# RAW DATA
## start
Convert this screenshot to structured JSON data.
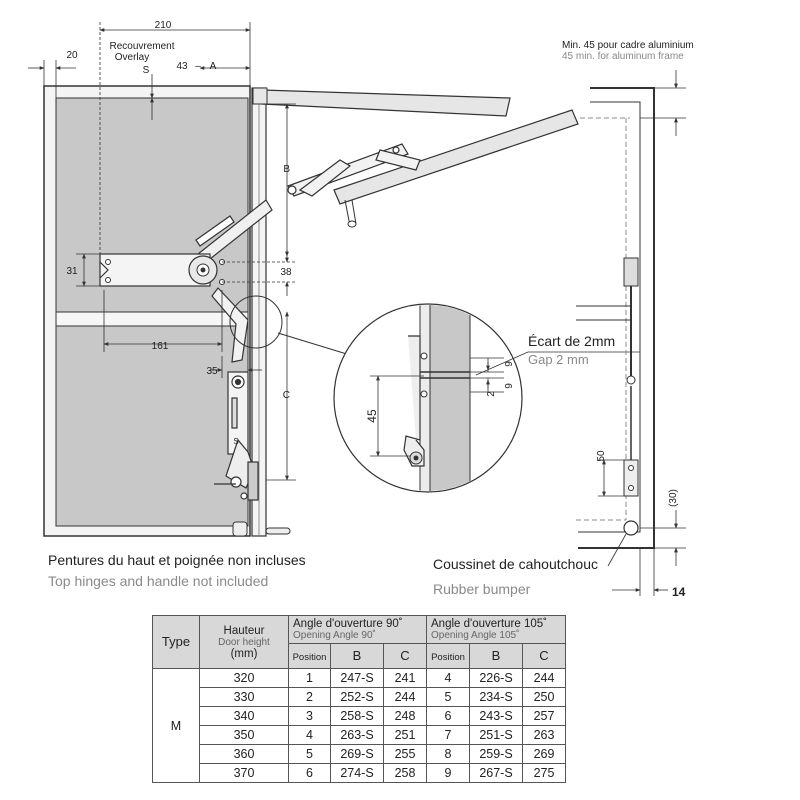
{
  "dimensions": {
    "d210": "210",
    "d20": "20",
    "overlay_fr": "Recouvrement",
    "overlay_en": "Overlay",
    "overlay_s": "S",
    "d43": "43",
    "d43_sep": "–",
    "d43_a": "A",
    "min_frame_fr": "Min. 45 pour cadre aluminium",
    "min_frame_en": "45 min. for aluminum frame",
    "b": "B",
    "c": "C",
    "d31": "31",
    "d38": "38",
    "d161": "161",
    "d35": "35",
    "hinge_s": "S",
    "gap_fr": "Écart de 2mm",
    "gap_en": "Gap 2 mm",
    "d9a": "9",
    "d2": "2",
    "d9b": "9",
    "d45": "45",
    "d50": "50",
    "d30": "(30)",
    "d14": "14"
  },
  "captions": {
    "hinges_fr": "Pentures du haut et poignée non incluses",
    "hinges_en": "Top hinges and handle not included",
    "bumper_fr": "Coussinet de cahoutchouc",
    "bumper_en": "Rubber bumper"
  },
  "table": {
    "type_header": "Type",
    "height_fr": "Hauteur",
    "height_en": "Door height",
    "height_unit": "(mm)",
    "angle90_fr": "Angle d'ouverture 90˚",
    "angle90_en": "Opening Angle 90˚",
    "angle105_fr": "Angle d'ouverture 105˚",
    "angle105_en": "Opening Angle 105˚",
    "position": "Position",
    "col_b": "B",
    "col_c": "C",
    "type_value": "M",
    "rows": [
      [
        "320",
        "1",
        "247-S",
        "241",
        "4",
        "226-S",
        "244"
      ],
      [
        "330",
        "2",
        "252-S",
        "244",
        "5",
        "234-S",
        "250"
      ],
      [
        "340",
        "3",
        "258-S",
        "248",
        "6",
        "243-S",
        "257"
      ],
      [
        "350",
        "4",
        "263-S",
        "251",
        "7",
        "251-S",
        "263"
      ],
      [
        "360",
        "5",
        "269-S",
        "255",
        "8",
        "259-S",
        "269"
      ],
      [
        "370",
        "6",
        "274-S",
        "258",
        "9",
        "267-S",
        "275"
      ]
    ]
  },
  "colors": {
    "door_fill": "#c8c8c8",
    "frame_fill": "#f2f2f2",
    "line": "#333333",
    "dashed": "#888888",
    "header_fill": "#d8d8d8"
  }
}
## end
# STATED EXERCISE
Restate the whole listing above exactly, except for its images.

# FULL OUTPUT
Convert this screenshot to structured JSON data.
{
  "dimensions": {
    "d210": "210",
    "d20": "20",
    "overlay_fr": "Recouvrement",
    "overlay_en": "Overlay",
    "overlay_s": "S",
    "d43": "43",
    "d43_sep": "–",
    "d43_a": "A",
    "min_frame_fr": "Min. 45 pour cadre aluminium",
    "min_frame_en": "45 min. for aluminum frame",
    "b": "B",
    "c": "C",
    "d31": "31",
    "d38": "38",
    "d161": "161",
    "d35": "35",
    "hinge_s": "S",
    "gap_fr": "Écart de 2mm",
    "gap_en": "Gap 2 mm",
    "d9a": "9",
    "d2": "2",
    "d9b": "9",
    "d45": "45",
    "d50": "50",
    "d30": "(30)",
    "d14": "14"
  },
  "captions": {
    "hinges_fr": "Pentures du haut et poignée non incluses",
    "hinges_en": "Top hinges and handle not included",
    "bumper_fr": "Coussinet de cahoutchouc",
    "bumper_en": "Rubber bumper"
  },
  "table": {
    "type_header": "Type",
    "height_fr": "Hauteur",
    "height_en": "Door height",
    "height_unit": "(mm)",
    "angle90_fr": "Angle d'ouverture 90˚",
    "angle90_en": "Opening Angle 90˚",
    "angle105_fr": "Angle d'ouverture 105˚",
    "angle105_en": "Opening Angle 105˚",
    "position": "Position",
    "col_b": "B",
    "col_c": "C",
    "type_value": "M",
    "rows": [
      [
        "320",
        "1",
        "247-S",
        "241",
        "4",
        "226-S",
        "244"
      ],
      [
        "330",
        "2",
        "252-S",
        "244",
        "5",
        "234-S",
        "250"
      ],
      [
        "340",
        "3",
        "258-S",
        "248",
        "6",
        "243-S",
        "257"
      ],
      [
        "350",
        "4",
        "263-S",
        "251",
        "7",
        "251-S",
        "263"
      ],
      [
        "360",
        "5",
        "269-S",
        "255",
        "8",
        "259-S",
        "269"
      ],
      [
        "370",
        "6",
        "274-S",
        "258",
        "9",
        "267-S",
        "275"
      ]
    ]
  },
  "colors": {
    "door_fill": "#c8c8c8",
    "frame_fill": "#f2f2f2",
    "line": "#333333",
    "dashed": "#888888",
    "header_fill": "#d8d8d8"
  }
}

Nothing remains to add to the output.